EXERCISE PROMPT | Please reproduce every record, keeping each one exactly as written.
=======
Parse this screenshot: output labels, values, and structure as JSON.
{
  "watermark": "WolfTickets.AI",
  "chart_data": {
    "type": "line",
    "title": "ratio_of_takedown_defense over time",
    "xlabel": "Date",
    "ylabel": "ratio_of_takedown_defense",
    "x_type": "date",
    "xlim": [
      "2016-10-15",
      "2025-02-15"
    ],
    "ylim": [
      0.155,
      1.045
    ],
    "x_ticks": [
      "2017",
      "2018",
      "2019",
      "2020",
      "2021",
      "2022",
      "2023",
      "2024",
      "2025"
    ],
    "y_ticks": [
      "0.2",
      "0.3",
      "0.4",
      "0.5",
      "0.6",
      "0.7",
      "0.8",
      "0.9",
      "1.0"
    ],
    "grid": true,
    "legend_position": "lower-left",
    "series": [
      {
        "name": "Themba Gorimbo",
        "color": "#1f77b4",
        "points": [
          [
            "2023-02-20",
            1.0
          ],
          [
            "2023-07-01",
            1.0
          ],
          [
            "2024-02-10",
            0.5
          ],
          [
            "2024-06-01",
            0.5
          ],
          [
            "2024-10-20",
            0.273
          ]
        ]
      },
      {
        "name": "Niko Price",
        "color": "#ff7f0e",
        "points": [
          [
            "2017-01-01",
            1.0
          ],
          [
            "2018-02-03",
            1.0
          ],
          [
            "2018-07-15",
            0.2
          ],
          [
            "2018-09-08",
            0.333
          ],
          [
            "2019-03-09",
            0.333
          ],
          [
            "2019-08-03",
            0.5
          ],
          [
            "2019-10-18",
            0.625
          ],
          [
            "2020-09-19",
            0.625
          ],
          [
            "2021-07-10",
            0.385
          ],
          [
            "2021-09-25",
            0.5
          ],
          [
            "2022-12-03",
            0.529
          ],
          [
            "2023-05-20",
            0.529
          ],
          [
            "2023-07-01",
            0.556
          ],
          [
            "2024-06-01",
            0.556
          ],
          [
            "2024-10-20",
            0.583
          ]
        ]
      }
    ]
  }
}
=======
RESPONSE FOR THIS EXERCISE |
Parse this screenshot: output labels, values, and structure as JSON.
{
  "watermark": "WolfTickets.AI",
  "chart_data": {
    "type": "line",
    "title": "ratio_of_takedown_defense over time",
    "xlabel": "Date",
    "ylabel": "ratio_of_takedown_defense",
    "x_type": "date",
    "xlim": [
      "2016-10-15",
      "2025-02-15"
    ],
    "ylim": [
      0.155,
      1.045
    ],
    "x_ticks": [
      "2017",
      "2018",
      "2019",
      "2020",
      "2021",
      "2022",
      "2023",
      "2024",
      "2025"
    ],
    "y_ticks": [
      "0.2",
      "0.3",
      "0.4",
      "0.5",
      "0.6",
      "0.7",
      "0.8",
      "0.9",
      "1.0"
    ],
    "grid": true,
    "legend_position": "lower-left",
    "series": [
      {
        "name": "Themba Gorimbo",
        "color": "#1f77b4",
        "points": [
          [
            "2023-02-20",
            1.0
          ],
          [
            "2023-07-01",
            1.0
          ],
          [
            "2024-02-10",
            0.5
          ],
          [
            "2024-06-01",
            0.5
          ],
          [
            "2024-10-20",
            0.273
          ]
        ]
      },
      {
        "name": "Niko Price",
        "color": "#ff7f0e",
        "points": [
          [
            "2017-01-01",
            1.0
          ],
          [
            "2018-02-03",
            1.0
          ],
          [
            "2018-07-15",
            0.2
          ],
          [
            "2018-09-08",
            0.333
          ],
          [
            "2019-03-09",
            0.333
          ],
          [
            "2019-08-03",
            0.5
          ],
          [
            "2019-10-18",
            0.625
          ],
          [
            "2020-09-19",
            0.625
          ],
          [
            "2021-07-10",
            0.385
          ],
          [
            "2021-09-25",
            0.5
          ],
          [
            "2022-12-03",
            0.529
          ],
          [
            "2023-05-20",
            0.529
          ],
          [
            "2023-07-01",
            0.556
          ],
          [
            "2024-06-01",
            0.556
          ],
          [
            "2024-10-20",
            0.583
          ]
        ]
      }
    ]
  }
}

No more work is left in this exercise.